TASK: Below are entries to be transcribed exactly; exclude the pictures from the copy.

PROVIDED DATA:
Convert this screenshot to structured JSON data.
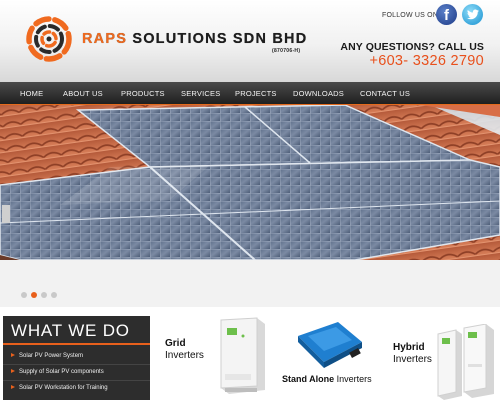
{
  "header": {
    "brand_name_accent": "RAPS",
    "brand_name_rest": " SOLUTIONS SDN BHD",
    "brand_reg": "(870706-H)",
    "follow_label": "FOLLOW US ON :",
    "facebook_glyph": "f",
    "any_questions": "ANY QUESTIONS? CALL US",
    "phone": "+603- 3326 2790",
    "accent_color": "#e8601c"
  },
  "nav": {
    "items": [
      "HOME",
      "ABOUT US",
      "PRODUCTS",
      "SERVICES",
      "PROJECTS",
      "DOWNLOADS",
      "CONTACT US"
    ]
  },
  "slider": {
    "slide_count": 4,
    "active_index": 1
  },
  "what_we_do": {
    "title": "WHAT WE DO",
    "items": [
      "Solar PV Power System",
      "Supply of Solar PV components",
      "Solar PV Workstation for Training"
    ]
  },
  "products": {
    "grid_bold": "Grid",
    "grid_rest": "Inverters",
    "standalone_bold": "Stand Alone",
    "standalone_rest": " Inverters",
    "hybrid_bold": "Hybrid",
    "hybrid_rest": "Inverters"
  },
  "icons": [
    "logo-swirl-icon",
    "facebook-icon",
    "twitter-icon",
    "bullet-arrow-icon"
  ]
}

TASK OUTPUT:
Convert this screenshot to structured JSON data.
{
  "header": {
    "brand_name_accent": "RAPS",
    "brand_name_rest": " SOLUTIONS SDN BHD",
    "brand_reg": "(870706-H)",
    "follow_label": "FOLLOW US ON :",
    "facebook_glyph": "f",
    "any_questions": "ANY QUESTIONS? CALL US",
    "phone": "+603- 3326 2790",
    "accent_color": "#e8601c"
  },
  "nav": {
    "items": [
      "HOME",
      "ABOUT US",
      "PRODUCTS",
      "SERVICES",
      "PROJECTS",
      "DOWNLOADS",
      "CONTACT US"
    ]
  },
  "slider": {
    "slide_count": 4,
    "active_index": 1
  },
  "what_we_do": {
    "title": "WHAT WE DO",
    "items": [
      "Solar PV Power System",
      "Supply of Solar PV components",
      "Solar PV Workstation for Training"
    ]
  },
  "products": {
    "grid_bold": "Grid",
    "grid_rest": "Inverters",
    "standalone_bold": "Stand Alone",
    "standalone_rest": " Inverters",
    "hybrid_bold": "Hybrid",
    "hybrid_rest": "Inverters"
  },
  "icons": [
    "logo-swirl-icon",
    "facebook-icon",
    "twitter-icon",
    "bullet-arrow-icon"
  ]
}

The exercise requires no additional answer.